SHORT EXERCISE: Leave out any picture and return the remaining listing below exactly as given.

DATASET RECORDS:
..........

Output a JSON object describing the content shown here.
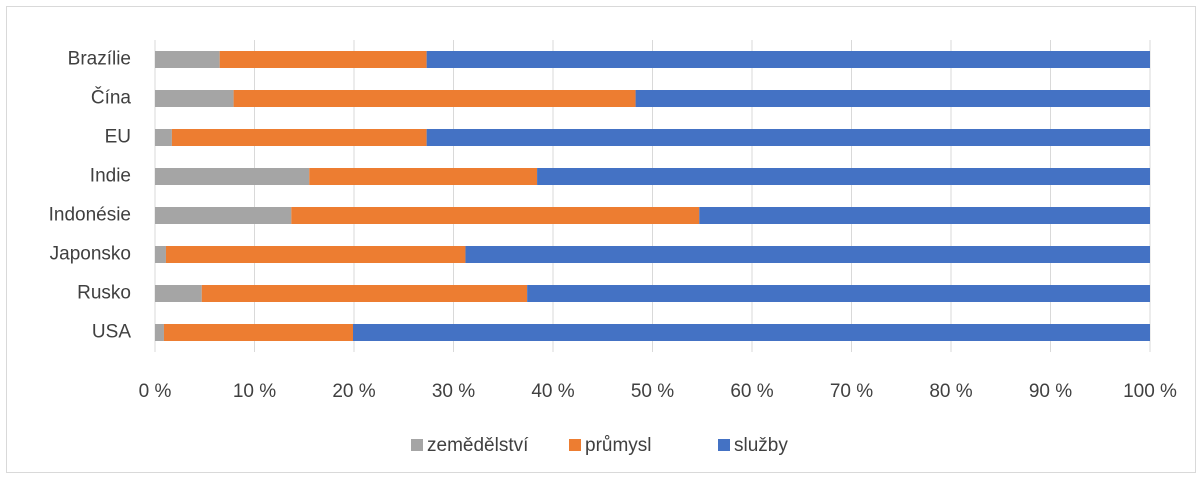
{
  "chart_data": {
    "type": "bar",
    "orientation": "horizontal",
    "stacked": true,
    "categories": [
      "Brazílie",
      "Čína",
      "EU",
      "Indie",
      "Indonésie",
      "Japonsko",
      "Rusko",
      "USA"
    ],
    "series": [
      {
        "name": "zemědělství",
        "color": "#a5a5a5",
        "values": [
          6.5,
          7.9,
          1.7,
          15.5,
          13.7,
          1.1,
          4.7,
          0.9
        ]
      },
      {
        "name": "průmysl",
        "color": "#ed7d31",
        "values": [
          20.8,
          40.4,
          25.6,
          22.9,
          41.0,
          30.1,
          32.7,
          19.0
        ]
      },
      {
        "name": "služby",
        "color": "#4472c4",
        "values": [
          72.7,
          51.7,
          72.7,
          61.6,
          45.3,
          68.8,
          62.6,
          80.1
        ]
      }
    ],
    "xlim": [
      0,
      100
    ],
    "xticks": [
      {
        "value": 0,
        "label": "0 %"
      },
      {
        "value": 10,
        "label": "10 %"
      },
      {
        "value": 20,
        "label": "20 %"
      },
      {
        "value": 30,
        "label": "30 %"
      },
      {
        "value": 40,
        "label": "40 %"
      },
      {
        "value": 50,
        "label": "50 %"
      },
      {
        "value": 60,
        "label": "60 %"
      },
      {
        "value": 70,
        "label": "70 %"
      },
      {
        "value": 80,
        "label": "80 %"
      },
      {
        "value": 90,
        "label": "90 %"
      },
      {
        "value": 100,
        "label": "100 %"
      }
    ],
    "grid": true,
    "legend": "bottom"
  }
}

..........

SOLUTION FOR THIS PROBLEM:
Output a JSON object describing the content shown here.
{
  "chart_data": {
    "type": "bar",
    "orientation": "horizontal",
    "stacked": true,
    "categories": [
      "Brazílie",
      "Čína",
      "EU",
      "Indie",
      "Indonésie",
      "Japonsko",
      "Rusko",
      "USA"
    ],
    "series": [
      {
        "name": "zemědělství",
        "color": "#a5a5a5",
        "values": [
          6.5,
          7.9,
          1.7,
          15.5,
          13.7,
          1.1,
          4.7,
          0.9
        ]
      },
      {
        "name": "průmysl",
        "color": "#ed7d31",
        "values": [
          20.8,
          40.4,
          25.6,
          22.9,
          41.0,
          30.1,
          32.7,
          19.0
        ]
      },
      {
        "name": "služby",
        "color": "#4472c4",
        "values": [
          72.7,
          51.7,
          72.7,
          61.6,
          45.3,
          68.8,
          62.6,
          80.1
        ]
      }
    ],
    "xlim": [
      0,
      100
    ],
    "xticks": [
      {
        "value": 0,
        "label": "0 %"
      },
      {
        "value": 10,
        "label": "10 %"
      },
      {
        "value": 20,
        "label": "20 %"
      },
      {
        "value": 30,
        "label": "30 %"
      },
      {
        "value": 40,
        "label": "40 %"
      },
      {
        "value": 50,
        "label": "50 %"
      },
      {
        "value": 60,
        "label": "60 %"
      },
      {
        "value": 70,
        "label": "70 %"
      },
      {
        "value": 80,
        "label": "80 %"
      },
      {
        "value": 90,
        "label": "90 %"
      },
      {
        "value": 100,
        "label": "100 %"
      }
    ],
    "grid": true,
    "legend": "bottom"
  }
}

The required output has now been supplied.